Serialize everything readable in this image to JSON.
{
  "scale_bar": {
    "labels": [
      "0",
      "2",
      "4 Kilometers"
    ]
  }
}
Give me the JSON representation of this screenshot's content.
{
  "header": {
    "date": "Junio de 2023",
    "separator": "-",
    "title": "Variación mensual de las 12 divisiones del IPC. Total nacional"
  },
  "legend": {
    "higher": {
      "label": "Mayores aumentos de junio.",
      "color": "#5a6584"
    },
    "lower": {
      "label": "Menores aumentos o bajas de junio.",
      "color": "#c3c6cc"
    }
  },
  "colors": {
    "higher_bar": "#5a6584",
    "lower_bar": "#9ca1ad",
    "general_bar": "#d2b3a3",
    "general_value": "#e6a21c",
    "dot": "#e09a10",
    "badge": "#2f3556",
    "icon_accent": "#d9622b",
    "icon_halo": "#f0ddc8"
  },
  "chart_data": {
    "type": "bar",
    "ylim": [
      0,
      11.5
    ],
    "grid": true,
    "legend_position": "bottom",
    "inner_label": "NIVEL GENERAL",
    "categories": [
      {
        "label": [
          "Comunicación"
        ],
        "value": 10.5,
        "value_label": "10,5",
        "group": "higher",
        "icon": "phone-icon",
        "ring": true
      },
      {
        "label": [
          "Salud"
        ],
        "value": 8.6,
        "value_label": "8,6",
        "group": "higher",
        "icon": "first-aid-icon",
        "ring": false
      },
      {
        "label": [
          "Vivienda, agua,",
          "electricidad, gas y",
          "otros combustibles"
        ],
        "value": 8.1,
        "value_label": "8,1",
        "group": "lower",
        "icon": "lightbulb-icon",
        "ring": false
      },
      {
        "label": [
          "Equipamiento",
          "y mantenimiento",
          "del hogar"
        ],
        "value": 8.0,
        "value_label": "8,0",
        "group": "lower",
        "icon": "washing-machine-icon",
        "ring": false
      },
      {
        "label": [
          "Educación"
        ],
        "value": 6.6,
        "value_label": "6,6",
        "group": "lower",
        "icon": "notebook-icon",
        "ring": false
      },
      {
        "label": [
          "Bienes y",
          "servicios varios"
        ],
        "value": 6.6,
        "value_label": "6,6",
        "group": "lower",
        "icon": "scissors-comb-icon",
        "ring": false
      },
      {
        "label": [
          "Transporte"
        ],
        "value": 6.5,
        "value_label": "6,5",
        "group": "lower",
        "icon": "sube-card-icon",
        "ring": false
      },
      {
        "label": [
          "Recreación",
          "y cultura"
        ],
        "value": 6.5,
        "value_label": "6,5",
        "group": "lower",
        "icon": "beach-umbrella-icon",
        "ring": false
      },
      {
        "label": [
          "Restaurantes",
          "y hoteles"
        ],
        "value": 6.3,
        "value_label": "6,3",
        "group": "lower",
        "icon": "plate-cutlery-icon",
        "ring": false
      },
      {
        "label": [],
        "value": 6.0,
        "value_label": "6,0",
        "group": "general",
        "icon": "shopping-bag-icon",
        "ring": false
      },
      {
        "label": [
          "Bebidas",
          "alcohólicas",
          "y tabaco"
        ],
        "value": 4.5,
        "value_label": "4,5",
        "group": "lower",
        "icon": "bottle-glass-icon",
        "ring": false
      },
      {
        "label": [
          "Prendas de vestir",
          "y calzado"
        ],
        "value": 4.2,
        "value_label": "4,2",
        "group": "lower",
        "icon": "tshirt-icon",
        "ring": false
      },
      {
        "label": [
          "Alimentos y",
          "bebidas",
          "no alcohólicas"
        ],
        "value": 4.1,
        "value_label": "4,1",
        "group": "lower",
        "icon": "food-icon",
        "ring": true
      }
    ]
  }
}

WHAT IS REQUIRED: Search the records above for the string "this". Copy every line that contains it.

ANSWER TO THE TASK:
Serialize everything readable in this image to JSON.
Give me the JSON representation of this screenshot's content.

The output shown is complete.